### EXTRACT TO READ
Apr 26, 2016

In Defense of Talking to Yourself

By Mary J. Moerbe

People value speaking. It is a favored form of communication that can be sensitive, timely, and beautiful. Speaking well is praised so highly that it can qualify as a job requirement! Even for those who might stumble over words on occasion—myself included—it can be a small offering of our presence when others suffer. Not all speech, however, is so praised. Speaking to oneself is more likely to elicit a raised eyebrow than a nod of approval, but perhaps it, too, has a place.

There is more historical precedence for talking to yourself, even with full voice, than you may realize. The ancient Greeks and Romans who sought wisdom read out loud to themselves. And although their practice of doing so certainly offered subject matter to others around them, those men were primarily doing it for themselves to help them grapple with the material in a holistic, rather than silently mental, way.

For those more curious or influenced by biblical accounts and trends among Israel, there is Hannah’s prayer. Deeply distressed by her barrenness and grief from Peninnah (her husband’s other wife), she turned to God in prayer and received a quite shocking response from Eli, the priest, who was visiting. It was so unusual to speak “in [your] heart” (1 Samuel 1:13) rather than aloud, Eli took Hannah to be drunk!
######
### DATA ROWS
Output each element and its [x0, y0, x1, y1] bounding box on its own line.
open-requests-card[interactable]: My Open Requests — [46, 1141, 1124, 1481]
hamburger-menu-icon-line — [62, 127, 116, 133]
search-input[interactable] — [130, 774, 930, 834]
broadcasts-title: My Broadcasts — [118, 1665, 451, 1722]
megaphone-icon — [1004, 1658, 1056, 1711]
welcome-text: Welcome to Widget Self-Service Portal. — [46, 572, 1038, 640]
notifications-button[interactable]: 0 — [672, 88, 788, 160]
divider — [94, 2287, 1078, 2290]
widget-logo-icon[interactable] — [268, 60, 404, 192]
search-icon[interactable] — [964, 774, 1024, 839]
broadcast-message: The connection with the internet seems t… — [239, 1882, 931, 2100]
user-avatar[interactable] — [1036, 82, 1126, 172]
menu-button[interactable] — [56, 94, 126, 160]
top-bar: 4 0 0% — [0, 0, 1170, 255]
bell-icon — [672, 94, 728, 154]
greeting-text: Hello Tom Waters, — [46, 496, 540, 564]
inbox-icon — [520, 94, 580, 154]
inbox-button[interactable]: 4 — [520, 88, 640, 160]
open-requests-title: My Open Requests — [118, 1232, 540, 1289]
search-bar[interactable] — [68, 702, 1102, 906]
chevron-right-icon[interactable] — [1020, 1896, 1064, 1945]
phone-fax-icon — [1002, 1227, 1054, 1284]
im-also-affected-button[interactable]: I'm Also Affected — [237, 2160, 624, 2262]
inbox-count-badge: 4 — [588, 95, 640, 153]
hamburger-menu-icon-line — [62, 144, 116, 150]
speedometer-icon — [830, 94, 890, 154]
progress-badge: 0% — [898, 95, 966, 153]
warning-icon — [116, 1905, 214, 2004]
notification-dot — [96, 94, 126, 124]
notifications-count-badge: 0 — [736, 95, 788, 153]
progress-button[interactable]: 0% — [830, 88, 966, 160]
######
PROBLEM -> Please quote the passage of the essay on talking to yourself starting with "By Mary J. Moerbe" and going on through "has a place.".

ANSWER ->
By Mary J. Moerbe

People value speaking. It is a favored form of communication that can be sensitive, timely, and beautiful. Speaking well is praised so highly that it can qualify as a job requirement! Even for those who might stumble over words on occasion—myself included—it can be a small offering of our presence when others suffer. Not all speech, however, is so praised. Speaking to oneself is more likely to elicit a raised eyebrow than a nod of approval, but perhaps it, too, has a place.